_Transcribed page data_
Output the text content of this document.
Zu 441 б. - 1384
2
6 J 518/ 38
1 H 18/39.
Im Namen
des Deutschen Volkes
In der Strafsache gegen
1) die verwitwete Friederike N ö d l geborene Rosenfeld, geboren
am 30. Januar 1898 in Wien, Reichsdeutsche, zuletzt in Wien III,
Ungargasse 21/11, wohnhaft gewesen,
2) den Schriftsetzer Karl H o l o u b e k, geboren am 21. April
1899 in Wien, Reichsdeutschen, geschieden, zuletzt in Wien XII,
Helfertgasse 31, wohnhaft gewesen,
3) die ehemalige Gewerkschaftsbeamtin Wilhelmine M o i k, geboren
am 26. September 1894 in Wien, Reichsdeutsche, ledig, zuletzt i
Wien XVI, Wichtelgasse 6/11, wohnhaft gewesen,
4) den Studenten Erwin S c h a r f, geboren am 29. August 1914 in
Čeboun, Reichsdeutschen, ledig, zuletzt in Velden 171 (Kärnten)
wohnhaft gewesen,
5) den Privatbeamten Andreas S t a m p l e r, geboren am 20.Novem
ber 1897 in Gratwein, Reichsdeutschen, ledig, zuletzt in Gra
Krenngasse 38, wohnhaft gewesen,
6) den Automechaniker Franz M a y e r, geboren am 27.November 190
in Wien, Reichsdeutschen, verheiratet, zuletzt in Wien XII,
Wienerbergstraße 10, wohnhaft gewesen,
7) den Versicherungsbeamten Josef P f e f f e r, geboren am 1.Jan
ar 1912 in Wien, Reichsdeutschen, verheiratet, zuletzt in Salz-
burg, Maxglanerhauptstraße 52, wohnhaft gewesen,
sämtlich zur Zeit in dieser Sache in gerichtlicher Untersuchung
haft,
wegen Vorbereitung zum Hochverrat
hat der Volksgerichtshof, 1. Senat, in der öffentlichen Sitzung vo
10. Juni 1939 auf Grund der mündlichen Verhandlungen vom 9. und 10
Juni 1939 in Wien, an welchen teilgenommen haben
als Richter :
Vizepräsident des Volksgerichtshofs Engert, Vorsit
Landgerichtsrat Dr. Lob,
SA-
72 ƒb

_HOW TO COMPLETE THIS TASK_
Your task is to find each line in the entries that contains the string "wohnhaft" and copy it.

_SOLUTION FOR THIS TASK_
Ungargasse 21/11, wohnhaft gewesen,
Helfertgasse 31, wohnhaft gewesen,
Wien XVI, Wichtelgasse 6/11, wohnhaft gewesen,
wohnhaft gewesen,
Krenngasse 38, wohnhaft gewesen,
Wienerbergstraße 10, wohnhaft gewesen,
burg, Maxglanerhauptstraße 52, wohnhaft gewesen,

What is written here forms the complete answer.